§ Problem requirements:
Copy out every line exactly as given.

--- Begin Supplied entries ---

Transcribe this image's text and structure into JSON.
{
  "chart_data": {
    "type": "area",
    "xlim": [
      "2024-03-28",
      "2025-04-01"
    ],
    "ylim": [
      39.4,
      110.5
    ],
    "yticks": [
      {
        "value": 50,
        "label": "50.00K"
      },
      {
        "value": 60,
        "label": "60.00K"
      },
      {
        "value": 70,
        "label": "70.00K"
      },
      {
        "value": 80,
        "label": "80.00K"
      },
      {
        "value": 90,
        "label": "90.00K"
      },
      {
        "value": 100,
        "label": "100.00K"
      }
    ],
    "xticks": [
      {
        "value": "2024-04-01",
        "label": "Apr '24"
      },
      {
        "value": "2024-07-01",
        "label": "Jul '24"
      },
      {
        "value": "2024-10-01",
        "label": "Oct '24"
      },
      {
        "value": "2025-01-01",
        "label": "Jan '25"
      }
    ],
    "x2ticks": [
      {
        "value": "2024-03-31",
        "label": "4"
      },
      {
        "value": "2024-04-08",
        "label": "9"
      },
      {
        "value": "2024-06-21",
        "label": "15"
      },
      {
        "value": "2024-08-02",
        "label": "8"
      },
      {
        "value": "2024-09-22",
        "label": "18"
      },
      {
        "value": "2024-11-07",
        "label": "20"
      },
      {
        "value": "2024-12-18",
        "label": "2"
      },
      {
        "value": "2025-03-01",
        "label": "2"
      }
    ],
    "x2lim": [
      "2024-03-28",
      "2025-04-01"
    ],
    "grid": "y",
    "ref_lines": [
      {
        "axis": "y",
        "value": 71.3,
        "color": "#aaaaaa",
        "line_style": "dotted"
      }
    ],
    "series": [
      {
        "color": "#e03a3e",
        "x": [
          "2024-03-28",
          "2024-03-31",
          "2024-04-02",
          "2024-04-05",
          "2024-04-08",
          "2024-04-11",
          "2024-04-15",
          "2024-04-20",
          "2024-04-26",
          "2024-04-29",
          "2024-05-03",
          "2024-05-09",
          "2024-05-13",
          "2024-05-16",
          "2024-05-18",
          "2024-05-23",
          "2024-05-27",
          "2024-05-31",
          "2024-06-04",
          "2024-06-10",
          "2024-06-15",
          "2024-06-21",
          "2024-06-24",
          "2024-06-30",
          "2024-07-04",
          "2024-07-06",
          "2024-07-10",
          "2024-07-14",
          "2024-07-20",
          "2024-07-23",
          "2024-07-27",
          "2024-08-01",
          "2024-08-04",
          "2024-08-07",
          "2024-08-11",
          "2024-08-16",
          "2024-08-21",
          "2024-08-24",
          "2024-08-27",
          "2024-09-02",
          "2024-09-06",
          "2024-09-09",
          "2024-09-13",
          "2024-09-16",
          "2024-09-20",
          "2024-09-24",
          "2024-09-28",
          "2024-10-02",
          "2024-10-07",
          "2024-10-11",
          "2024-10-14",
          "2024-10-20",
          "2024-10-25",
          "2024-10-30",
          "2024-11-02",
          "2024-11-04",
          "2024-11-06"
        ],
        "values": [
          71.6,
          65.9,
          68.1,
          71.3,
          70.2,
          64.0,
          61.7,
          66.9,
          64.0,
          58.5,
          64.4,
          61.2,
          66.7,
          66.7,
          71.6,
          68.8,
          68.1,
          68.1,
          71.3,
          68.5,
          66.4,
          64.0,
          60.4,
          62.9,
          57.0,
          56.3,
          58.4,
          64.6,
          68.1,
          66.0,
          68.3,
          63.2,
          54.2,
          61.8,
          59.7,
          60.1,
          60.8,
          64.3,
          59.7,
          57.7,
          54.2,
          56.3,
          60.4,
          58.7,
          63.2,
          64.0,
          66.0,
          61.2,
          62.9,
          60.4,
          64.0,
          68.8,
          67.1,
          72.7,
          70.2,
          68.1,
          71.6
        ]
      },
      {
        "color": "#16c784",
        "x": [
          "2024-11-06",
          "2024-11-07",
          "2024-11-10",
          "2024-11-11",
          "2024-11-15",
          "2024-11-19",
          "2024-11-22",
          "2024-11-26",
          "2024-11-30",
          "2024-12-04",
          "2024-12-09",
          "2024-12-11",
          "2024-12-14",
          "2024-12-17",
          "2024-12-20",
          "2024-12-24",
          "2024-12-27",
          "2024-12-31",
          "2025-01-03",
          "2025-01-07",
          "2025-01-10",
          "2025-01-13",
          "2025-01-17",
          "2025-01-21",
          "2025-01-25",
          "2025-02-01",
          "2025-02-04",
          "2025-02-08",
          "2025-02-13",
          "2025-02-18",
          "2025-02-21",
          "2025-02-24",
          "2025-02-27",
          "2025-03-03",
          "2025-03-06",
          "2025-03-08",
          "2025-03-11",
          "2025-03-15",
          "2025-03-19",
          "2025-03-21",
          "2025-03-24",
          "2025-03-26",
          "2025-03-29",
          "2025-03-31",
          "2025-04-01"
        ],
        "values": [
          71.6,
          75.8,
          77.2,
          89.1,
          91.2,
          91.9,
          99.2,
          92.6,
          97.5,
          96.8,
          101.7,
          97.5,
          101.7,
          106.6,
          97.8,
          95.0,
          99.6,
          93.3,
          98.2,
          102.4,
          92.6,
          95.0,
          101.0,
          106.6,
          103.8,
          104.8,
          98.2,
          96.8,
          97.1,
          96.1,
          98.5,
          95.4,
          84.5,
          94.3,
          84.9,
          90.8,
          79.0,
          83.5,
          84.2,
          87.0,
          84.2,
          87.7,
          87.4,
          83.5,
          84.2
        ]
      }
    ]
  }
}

--- End Supplied entries ---

§ Response to the exercise:
Transcribe this image's text and structure into JSON.
{
  "chart_data": {
    "type": "area",
    "xlim": [
      "2024-03-28",
      "2025-04-01"
    ],
    "ylim": [
      39.4,
      110.5
    ],
    "yticks": [
      {
        "value": 50,
        "label": "50.00K"
      },
      {
        "value": 60,
        "label": "60.00K"
      },
      {
        "value": 70,
        "label": "70.00K"
      },
      {
        "value": 80,
        "label": "80.00K"
      },
      {
        "value": 90,
        "label": "90.00K"
      },
      {
        "value": 100,
        "label": "100.00K"
      }
    ],
    "xticks": [
      {
        "value": "2024-04-01",
        "label": "Apr '24"
      },
      {
        "value": "2024-07-01",
        "label": "Jul '24"
      },
      {
        "value": "2024-10-01",
        "label": "Oct '24"
      },
      {
        "value": "2025-01-01",
        "label": "Jan '25"
      }
    ],
    "x2ticks": [
      {
        "value": "2024-03-31",
        "label": "4"
      },
      {
        "value": "2024-04-08",
        "label": "9"
      },
      {
        "value": "2024-06-21",
        "label": "15"
      },
      {
        "value": "2024-08-02",
        "label": "8"
      },
      {
        "value": "2024-09-22",
        "label": "18"
      },
      {
        "value": "2024-11-07",
        "label": "20"
      },
      {
        "value": "2024-12-18",
        "label": "2"
      },
      {
        "value": "2025-03-01",
        "label": "2"
      }
    ],
    "x2lim": [
      "2024-03-28",
      "2025-04-01"
    ],
    "grid": "y",
    "ref_lines": [
      {
        "axis": "y",
        "value": 71.3,
        "color": "#aaaaaa",
        "line_style": "dotted"
      }
    ],
    "series": [
      {
        "color": "#e03a3e",
        "x": [
          "2024-03-28",
          "2024-03-31",
          "2024-04-02",
          "2024-04-05",
          "2024-04-08",
          "2024-04-11",
          "2024-04-15",
          "2024-04-20",
          "2024-04-26",
          "2024-04-29",
          "2024-05-03",
          "2024-05-09",
          "2024-05-13",
          "2024-05-16",
          "2024-05-18",
          "2024-05-23",
          "2024-05-27",
          "2024-05-31",
          "2024-06-04",
          "2024-06-10",
          "2024-06-15",
          "2024-06-21",
          "2024-06-24",
          "2024-06-30",
          "2024-07-04",
          "2024-07-06",
          "2024-07-10",
          "2024-07-14",
          "2024-07-20",
          "2024-07-23",
          "2024-07-27",
          "2024-08-01",
          "2024-08-04",
          "2024-08-07",
          "2024-08-11",
          "2024-08-16",
          "2024-08-21",
          "2024-08-24",
          "2024-08-27",
          "2024-09-02",
          "2024-09-06",
          "2024-09-09",
          "2024-09-13",
          "2024-09-16",
          "2024-09-20",
          "2024-09-24",
          "2024-09-28",
          "2024-10-02",
          "2024-10-07",
          "2024-10-11",
          "2024-10-14",
          "2024-10-20",
          "2024-10-25",
          "2024-10-30",
          "2024-11-02",
          "2024-11-04",
          "2024-11-06"
        ],
        "values": [
          71.6,
          65.9,
          68.1,
          71.3,
          70.2,
          64.0,
          61.7,
          66.9,
          64.0,
          58.5,
          64.4,
          61.2,
          66.7,
          66.7,
          71.6,
          68.8,
          68.1,
          68.1,
          71.3,
          68.5,
          66.4,
          64.0,
          60.4,
          62.9,
          57.0,
          56.3,
          58.4,
          64.6,
          68.1,
          66.0,
          68.3,
          63.2,
          54.2,
          61.8,
          59.7,
          60.1,
          60.8,
          64.3,
          59.7,
          57.7,
          54.2,
          56.3,
          60.4,
          58.7,
          63.2,
          64.0,
          66.0,
          61.2,
          62.9,
          60.4,
          64.0,
          68.8,
          67.1,
          72.7,
          70.2,
          68.1,
          71.6
        ]
      },
      {
        "color": "#16c784",
        "x": [
          "2024-11-06",
          "2024-11-07",
          "2024-11-10",
          "2024-11-11",
          "2024-11-15",
          "2024-11-19",
          "2024-11-22",
          "2024-11-26",
          "2024-11-30",
          "2024-12-04",
          "2024-12-09",
          "2024-12-11",
          "2024-12-14",
          "2024-12-17",
          "2024-12-20",
          "2024-12-24",
          "2024-12-27",
          "2024-12-31",
          "2025-01-03",
          "2025-01-07",
          "2025-01-10",
          "2025-01-13",
          "2025-01-17",
          "2025-01-21",
          "2025-01-25",
          "2025-02-01",
          "2025-02-04",
          "2025-02-08",
          "2025-02-13",
          "2025-02-18",
          "2025-02-21",
          "2025-02-24",
          "2025-02-27",
          "2025-03-03",
          "2025-03-06",
          "2025-03-08",
          "2025-03-11",
          "2025-03-15",
          "2025-03-19",
          "2025-03-21",
          "2025-03-24",
          "2025-03-26",
          "2025-03-29",
          "2025-03-31",
          "2025-04-01"
        ],
        "values": [
          71.6,
          75.8,
          77.2,
          89.1,
          91.2,
          91.9,
          99.2,
          92.6,
          97.5,
          96.8,
          101.7,
          97.5,
          101.7,
          106.6,
          97.8,
          95.0,
          99.6,
          93.3,
          98.2,
          102.4,
          92.6,
          95.0,
          101.0,
          106.6,
          103.8,
          104.8,
          98.2,
          96.8,
          97.1,
          96.1,
          98.5,
          95.4,
          84.5,
          94.3,
          84.9,
          90.8,
          79.0,
          83.5,
          84.2,
          87.0,
          84.2,
          87.7,
          87.4,
          83.5,
          84.2
        ]
      }
    ]
  }
}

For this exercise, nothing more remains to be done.